= EXERCISE =
Quote every line below exactly and skip any picture.

= MATERIAL PROVIDED =
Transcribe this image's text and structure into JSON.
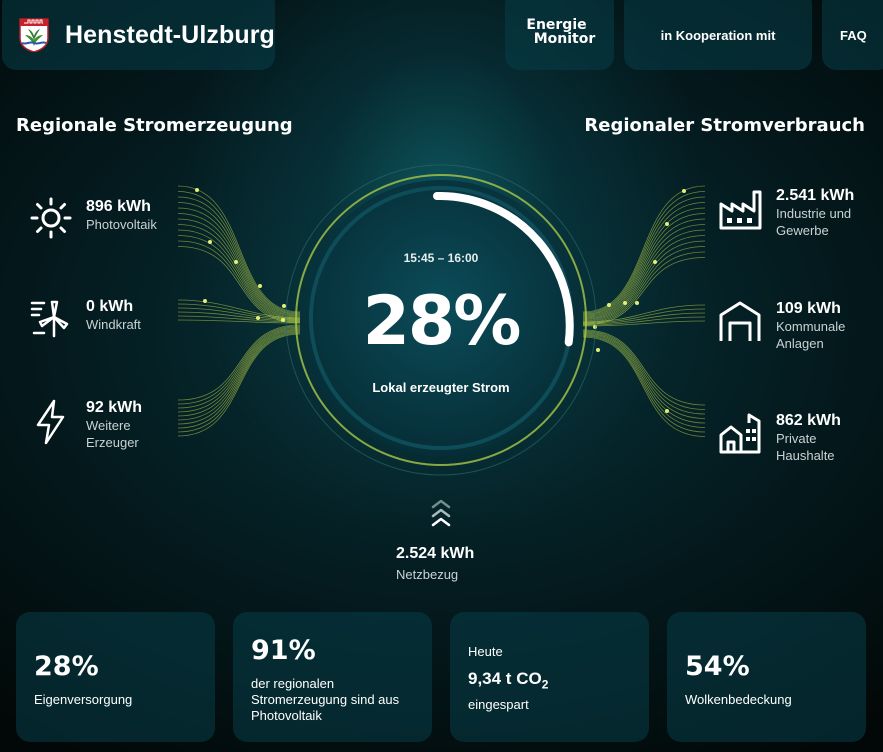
{
  "header": {
    "title": "Henstedt-Ulzburg",
    "crest_icon": "municipal-crest-icon",
    "energie_monitor": {
      "line1": "Energie",
      "line2": "Monitor"
    },
    "kooperation": "in Kooperation mit",
    "faq": "FAQ"
  },
  "generation": {
    "title": "Regionale Stromerzeugung",
    "items": [
      {
        "value": "896 kWh",
        "label_lines": [
          "Photovoltaik"
        ],
        "icon": "sun-icon"
      },
      {
        "value": "0 kWh",
        "label_lines": [
          "Windkraft"
        ],
        "icon": "wind-turbine-icon"
      },
      {
        "value": "92 kWh",
        "label_lines": [
          "Weitere",
          "Erzeuger"
        ],
        "icon": "lightning-icon"
      }
    ]
  },
  "consumption": {
    "title": "Regionaler Stromverbrauch",
    "items": [
      {
        "value": "2.541 kWh",
        "label_lines": [
          "Industrie und",
          "Gewerbe"
        ],
        "icon": "factory-icon"
      },
      {
        "value": "109 kWh",
        "label_lines": [
          "Kommunale",
          "Anlagen"
        ],
        "icon": "garage-icon"
      },
      {
        "value": "862 kWh",
        "label_lines": [
          "Private",
          "Haushalte"
        ],
        "icon": "house-icon"
      }
    ]
  },
  "center": {
    "time_range": "15:45 – 16:00",
    "percent": "28%",
    "percent_fraction": 0.28,
    "label": "Lokal erzeugter Strom"
  },
  "grid": {
    "value": "2.524 kWh",
    "label": "Netzbezug",
    "icon": "chevrons-up-icon"
  },
  "cards": [
    {
      "value": "28%",
      "label": "Eigenversorgung"
    },
    {
      "value": "91%",
      "label_lines": [
        "der regionalen",
        "Stromerzeugung sind aus",
        "Photovoltaik"
      ]
    },
    {
      "top": "Heute",
      "co2_value": "9,34 t CO",
      "co2_sub": "2",
      "label": "eingespart"
    },
    {
      "value": "54%",
      "label": "Wolkenbedeckung"
    }
  ],
  "colors": {
    "accent_flow": "#c3d94a",
    "ring": "#a9c849",
    "panel": "#083e48",
    "text_muted": "#c9d3d3"
  }
}
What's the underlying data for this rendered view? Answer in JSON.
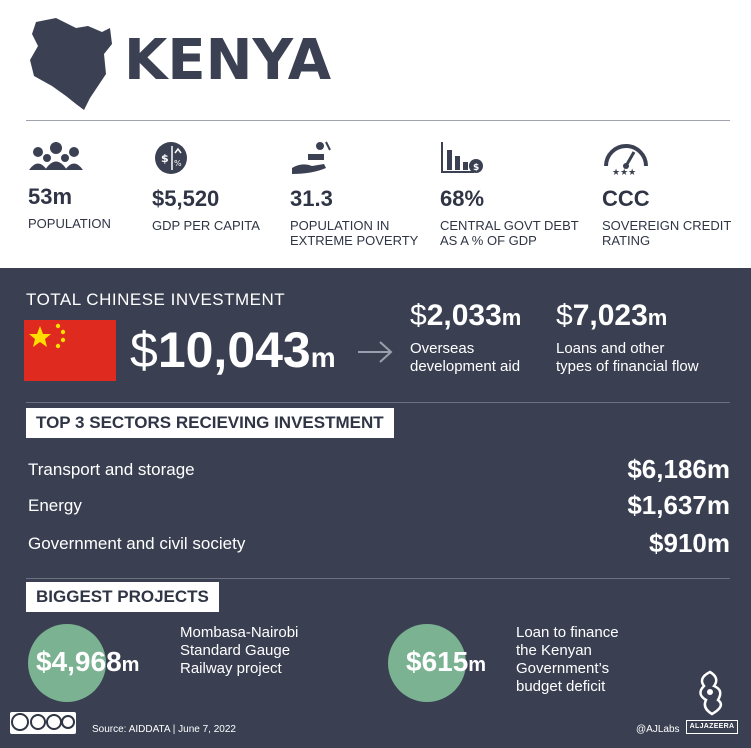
{
  "title": "KENYA",
  "stats": [
    {
      "icon": "population-icon",
      "value": "53m",
      "label": "POPULATION"
    },
    {
      "icon": "gdp-icon",
      "value": "$5,520",
      "label": "GDP PER CAPITA"
    },
    {
      "icon": "poverty-icon",
      "value": "31.3",
      "label": "POPULATION IN EXTREME POVERTY"
    },
    {
      "icon": "debt-icon",
      "value": "68%",
      "label": "CENTRAL GOVT DEBT AS A % OF GDP"
    },
    {
      "icon": "credit-gauge-icon",
      "value": "CCC",
      "label": "SOVEREIGN CREDIT RATING"
    }
  ],
  "investment": {
    "label": "TOTAL CHINESE INVESTMENT",
    "total": {
      "currency": "$",
      "number": "10,043",
      "unit": "m"
    },
    "aid": {
      "currency": "$",
      "number": "2,033",
      "unit": "m",
      "desc_line1": "Overseas",
      "desc_line2": "development aid"
    },
    "loans": {
      "currency": "$",
      "number": "7,023",
      "unit": "m",
      "desc_line1": "Loans and other",
      "desc_line2": "types of financial flow"
    }
  },
  "sectors": {
    "title": "TOP 3 SECTORS RECIEVING INVESTMENT",
    "items": [
      {
        "name": "Transport and storage",
        "amount": "$6,186m"
      },
      {
        "name": "Energy",
        "amount": "$1,637m"
      },
      {
        "name": "Government and civil society",
        "amount": "$910m"
      }
    ]
  },
  "projects": {
    "title": "BIGGEST PROJECTS",
    "items": [
      {
        "number": "$4,968",
        "unit": "m",
        "lines": [
          "Mombasa-Nairobi",
          "Standard Gauge",
          "Railway project"
        ]
      },
      {
        "number": "$615",
        "unit": "m",
        "lines": [
          "Loan to finance",
          "the Kenyan",
          "Government’s",
          "budget deficit"
        ]
      }
    ]
  },
  "footer": {
    "source": "Source: AIDDATA  |  June 7, 2022",
    "handle": "@AJLabs",
    "brand": "ALJAZEERA"
  },
  "colors": {
    "panel": "#3a4052",
    "accent_green": "#7ab292",
    "flag_red": "#de2a1f",
    "flag_yellow": "#ffde00"
  }
}
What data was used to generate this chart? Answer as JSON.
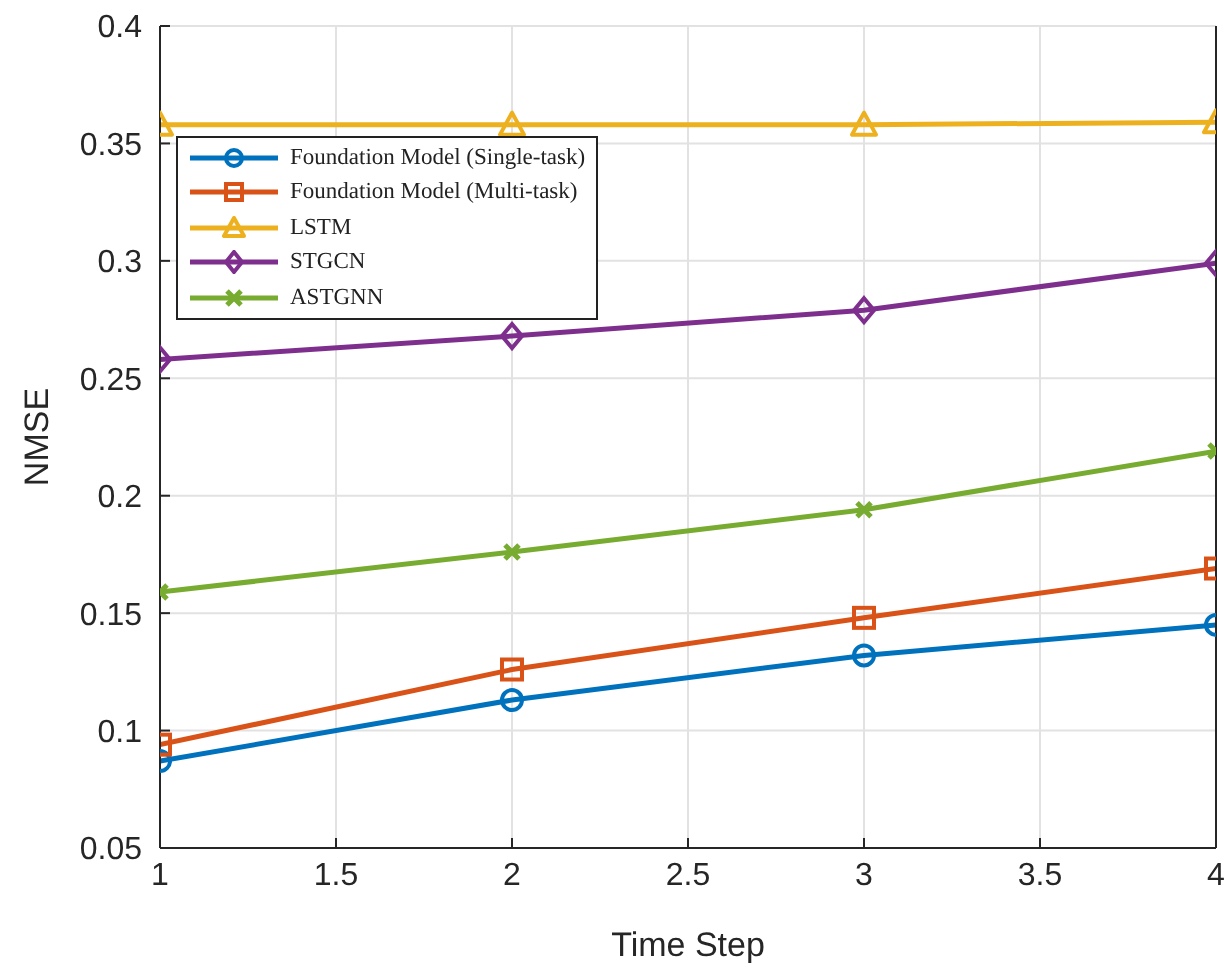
{
  "chart_data": {
    "type": "line",
    "xlabel": "Time Step",
    "ylabel": "NMSE",
    "x": [
      1,
      2,
      3,
      4
    ],
    "series": [
      {
        "name": "Foundation Model (Single-task)",
        "color": "#0072bd",
        "marker": "circle",
        "values": [
          0.087,
          0.113,
          0.132,
          0.145
        ]
      },
      {
        "name": "Foundation Model (Multi-task)",
        "color": "#d95319",
        "marker": "square",
        "values": [
          0.094,
          0.126,
          0.148,
          0.169
        ]
      },
      {
        "name": "LSTM",
        "color": "#edb120",
        "marker": "triangle",
        "values": [
          0.358,
          0.358,
          0.358,
          0.359
        ]
      },
      {
        "name": "STGCN",
        "color": "#7e2f8e",
        "marker": "diamond",
        "values": [
          0.258,
          0.268,
          0.279,
          0.299
        ]
      },
      {
        "name": "ASTGNN",
        "color": "#77ac30",
        "marker": "cross",
        "values": [
          0.159,
          0.176,
          0.194,
          0.219
        ]
      }
    ],
    "xlim": [
      1,
      4
    ],
    "xticks": [
      1,
      1.5,
      2,
      2.5,
      3,
      3.5,
      4
    ],
    "ylim": [
      0.05,
      0.4
    ],
    "yticks": [
      0.05,
      0.1,
      0.15,
      0.2,
      0.25,
      0.3,
      0.35,
      0.4
    ],
    "grid": true,
    "legend": "top left",
    "line_style": "solid"
  }
}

= WRITTEN RESPONSE =
Transcribe this image's text and structure into JSON.
{
  "header": {
    "title": "Henstedt-Ulzburg",
    "crest_icon": "municipal-crest-icon",
    "energie_monitor": {
      "line1": "Energie",
      "line2": "Monitor"
    },
    "kooperation": "in Kooperation mit",
    "faq": "FAQ"
  },
  "generation": {
    "title": "Regionale Stromerzeugung",
    "items": [
      {
        "value": "896 kWh",
        "label_lines": [
          "Photovoltaik"
        ],
        "icon": "sun-icon"
      },
      {
        "value": "0 kWh",
        "label_lines": [
          "Windkraft"
        ],
        "icon": "wind-turbine-icon"
      },
      {
        "value": "92 kWh",
        "label_lines": [
          "Weitere",
          "Erzeuger"
        ],
        "icon": "lightning-icon"
      }
    ]
  },
  "consumption": {
    "title": "Regionaler Stromverbrauch",
    "items": [
      {
        "value": "2.541 kWh",
        "label_lines": [
          "Industrie und",
          "Gewerbe"
        ],
        "icon": "factory-icon"
      },
      {
        "value": "109 kWh",
        "label_lines": [
          "Kommunale",
          "Anlagen"
        ],
        "icon": "garage-icon"
      },
      {
        "value": "862 kWh",
        "label_lines": [
          "Private",
          "Haushalte"
        ],
        "icon": "house-icon"
      }
    ]
  },
  "center": {
    "time_range": "15:45 – 16:00",
    "percent": "28%",
    "percent_fraction": 0.28,
    "label": "Lokal erzeugter Strom"
  },
  "grid": {
    "value": "2.524 kWh",
    "label": "Netzbezug",
    "icon": "chevrons-up-icon"
  },
  "cards": [
    {
      "value": "28%",
      "label": "Eigenversorgung"
    },
    {
      "value": "91%",
      "label_lines": [
        "der regionalen",
        "Stromerzeugung sind aus",
        "Photovoltaik"
      ]
    },
    {
      "top": "Heute",
      "co2_value": "9,34 t CO",
      "co2_sub": "2",
      "label": "eingespart"
    },
    {
      "value": "54%",
      "label": "Wolkenbedeckung"
    }
  ],
  "colors": {
    "accent_flow": "#c3d94a",
    "ring": "#a9c849",
    "panel": "#083e48",
    "text_muted": "#c9d3d3"
  }
}
What's the underlying data for this rendered view? Answer in JSON.
{
  "title": "KENYA",
  "stats": [
    {
      "icon": "population-icon",
      "value": "53m",
      "label": "POPULATION"
    },
    {
      "icon": "gdp-icon",
      "value": "$5,520",
      "label": "GDP PER CAPITA"
    },
    {
      "icon": "poverty-icon",
      "value": "31.3",
      "label": "POPULATION IN EXTREME POVERTY"
    },
    {
      "icon": "debt-icon",
      "value": "68%",
      "label": "CENTRAL GOVT DEBT AS A % OF GDP"
    },
    {
      "icon": "credit-gauge-icon",
      "value": "CCC",
      "label": "SOVEREIGN CREDIT RATING"
    }
  ],
  "investment": {
    "label": "TOTAL CHINESE INVESTMENT",
    "total": {
      "currency": "$",
      "number": "10,043",
      "unit": "m"
    },
    "aid": {
      "currency": "$",
      "number": "2,033",
      "unit": "m",
      "desc_line1": "Overseas",
      "desc_line2": "development aid"
    },
    "loans": {
      "currency": "$",
      "number": "7,023",
      "unit": "m",
      "desc_line1": "Loans and other",
      "desc_line2": "types of financial flow"
    }
  },
  "sectors": {
    "title": "TOP 3 SECTORS RECIEVING INVESTMENT",
    "items": [
      {
        "name": "Transport and storage",
        "amount": "$6,186m"
      },
      {
        "name": "Energy",
        "amount": "$1,637m"
      },
      {
        "name": "Government and civil society",
        "amount": "$910m"
      }
    ]
  },
  "projects": {
    "title": "BIGGEST PROJECTS",
    "items": [
      {
        "number": "$4,968",
        "unit": "m",
        "lines": [
          "Mombasa-Nairobi",
          "Standard Gauge",
          "Railway project"
        ]
      },
      {
        "number": "$615",
        "unit": "m",
        "lines": [
          "Loan to finance",
          "the Kenyan",
          "Government’s",
          "budget deficit"
        ]
      }
    ]
  },
  "footer": {
    "source": "Source: AIDDATA  |  June 7, 2022",
    "handle": "@AJLabs",
    "brand": "ALJAZEERA"
  },
  "colors": {
    "panel": "#3a4052",
    "accent_green": "#7ab292",
    "flag_red": "#de2a1f",
    "flag_yellow": "#ffde00"
  }
}
What data was used to generate this chart? Answer as JSON.
{
  "chart_data": {
    "type": "line",
    "xlabel": "Time Step",
    "ylabel": "NMSE",
    "x": [
      1,
      2,
      3,
      4
    ],
    "series": [
      {
        "name": "Foundation Model (Single-task)",
        "color": "#0072bd",
        "marker": "circle",
        "values": [
          0.087,
          0.113,
          0.132,
          0.145
        ]
      },
      {
        "name": "Foundation Model (Multi-task)",
        "color": "#d95319",
        "marker": "square",
        "values": [
          0.094,
          0.126,
          0.148,
          0.169
        ]
      },
      {
        "name": "LSTM",
        "color": "#edb120",
        "marker": "triangle",
        "values": [
          0.358,
          0.358,
          0.358,
          0.359
        ]
      },
      {
        "name": "STGCN",
        "color": "#7e2f8e",
        "marker": "diamond",
        "values": [
          0.258,
          0.268,
          0.279,
          0.299
        ]
      },
      {
        "name": "ASTGNN",
        "color": "#77ac30",
        "marker": "cross",
        "values": [
          0.159,
          0.176,
          0.194,
          0.219
        ]
      }
    ],
    "xlim": [
      1,
      4
    ],
    "xticks": [
      1,
      1.5,
      2,
      2.5,
      3,
      3.5,
      4
    ],
    "ylim": [
      0.05,
      0.4
    ],
    "yticks": [
      0.05,
      0.1,
      0.15,
      0.2,
      0.25,
      0.3,
      0.35,
      0.4
    ],
    "grid": true,
    "legend": "top left",
    "line_style": "solid"
  }
}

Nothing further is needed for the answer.